=== REQUEST ===
Could you give the data below again, exactly and completely?

=== PROVIDED DATA ===
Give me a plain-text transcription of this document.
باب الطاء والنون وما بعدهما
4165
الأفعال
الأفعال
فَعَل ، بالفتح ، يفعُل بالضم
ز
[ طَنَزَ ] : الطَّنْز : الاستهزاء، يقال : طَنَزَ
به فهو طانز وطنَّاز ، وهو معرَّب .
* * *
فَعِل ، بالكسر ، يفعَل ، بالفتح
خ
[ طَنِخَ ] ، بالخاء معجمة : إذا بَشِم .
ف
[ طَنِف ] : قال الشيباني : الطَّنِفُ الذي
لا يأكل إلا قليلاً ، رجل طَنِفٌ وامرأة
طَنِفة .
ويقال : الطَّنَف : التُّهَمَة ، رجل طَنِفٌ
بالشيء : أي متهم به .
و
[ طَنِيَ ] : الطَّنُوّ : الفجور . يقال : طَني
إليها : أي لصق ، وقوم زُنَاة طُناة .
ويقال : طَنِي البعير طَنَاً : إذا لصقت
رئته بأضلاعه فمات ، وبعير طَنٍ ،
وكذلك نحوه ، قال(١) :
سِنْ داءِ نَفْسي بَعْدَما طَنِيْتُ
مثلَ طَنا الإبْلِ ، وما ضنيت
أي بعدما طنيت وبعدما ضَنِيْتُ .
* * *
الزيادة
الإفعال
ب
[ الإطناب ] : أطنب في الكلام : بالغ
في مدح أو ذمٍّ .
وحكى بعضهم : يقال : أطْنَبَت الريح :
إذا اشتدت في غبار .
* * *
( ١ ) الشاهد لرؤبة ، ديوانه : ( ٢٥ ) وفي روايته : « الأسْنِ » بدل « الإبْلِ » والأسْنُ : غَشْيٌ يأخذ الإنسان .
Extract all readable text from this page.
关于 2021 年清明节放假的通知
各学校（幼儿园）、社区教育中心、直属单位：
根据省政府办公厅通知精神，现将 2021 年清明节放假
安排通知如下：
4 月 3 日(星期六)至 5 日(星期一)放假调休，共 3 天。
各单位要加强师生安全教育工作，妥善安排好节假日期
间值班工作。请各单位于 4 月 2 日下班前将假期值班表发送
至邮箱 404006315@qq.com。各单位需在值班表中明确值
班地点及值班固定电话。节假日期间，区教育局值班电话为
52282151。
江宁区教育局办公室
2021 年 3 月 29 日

=== FINISHED EXERCISE ===
Give me a plain-text transcription of this document.
باب الطاء والنون وما بعدهما
4165
الأفعال
الأفعال
فَعَل ، بالفتح ، يفعُل بالضم
ز
[ طَنَزَ ] : الطَّنْز : الاستهزاء، يقال : طَنَزَ
به فهو طانز وطنَّاز ، وهو معرَّب .
* * *
فَعِل ، بالكسر ، يفعَل ، بالفتح
خ
[ طَنِخَ ] ، بالخاء معجمة : إذا بَشِم .
ف
[ طَنِف ] : قال الشيباني : الطَّنِفُ الذي
لا يأكل إلا قليلاً ، رجل طَنِفٌ وامرأة
طَنِفة .
ويقال : الطَّنَف : التُّهَمَة ، رجل طَنِفٌ
بالشيء : أي متهم به .
و
[ طَنِيَ ] : الطَّنُوّ : الفجور . يقال : طَني
إليها : أي لصق ، وقوم زُنَاة طُناة .
ويقال : طَنِي البعير طَنَاً : إذا لصقت
رئته بأضلاعه فمات ، وبعير طَنٍ ،
وكذلك نحوه ، قال(١) :
سِنْ داءِ نَفْسي بَعْدَما طَنِيْتُ
مثلَ طَنا الإبْلِ ، وما ضنيت
أي بعدما طنيت وبعدما ضَنِيْتُ .
* * *
الزيادة
الإفعال
ب
[ الإطناب ] : أطنب في الكلام : بالغ
في مدح أو ذمٍّ .
وحكى بعضهم : يقال : أطْنَبَت الريح :
إذا اشتدت في غبار .
* * *
( ١ ) الشاهد لرؤبة ، ديوانه : ( ٢٥ ) وفي روايته : « الأسْنِ » بدل « الإبْلِ » والأسْنُ : غَشْيٌ يأخذ الإنسان .
Extract all readable text from this page.
关于 2021 年清明节放假的通知
各学校（幼儿园）、社区教育中心、直属单位：
根据省政府办公厅通知精神，现将 2021 年清明节放假
安排通知如下：
4 月 3 日(星期六)至 5 日(星期一)放假调休，共 3 天。
各单位要加强师生安全教育工作，妥善安排好节假日期
间值班工作。请各单位于 4 月 2 日下班前将假期值班表发送
至邮箱 404006315@qq.com。各单位需在值班表中明确值
班地点及值班固定电话。节假日期间，区教育局值班电话为
52282151。
江宁区教育局办公室
2021 年 3 月 29 日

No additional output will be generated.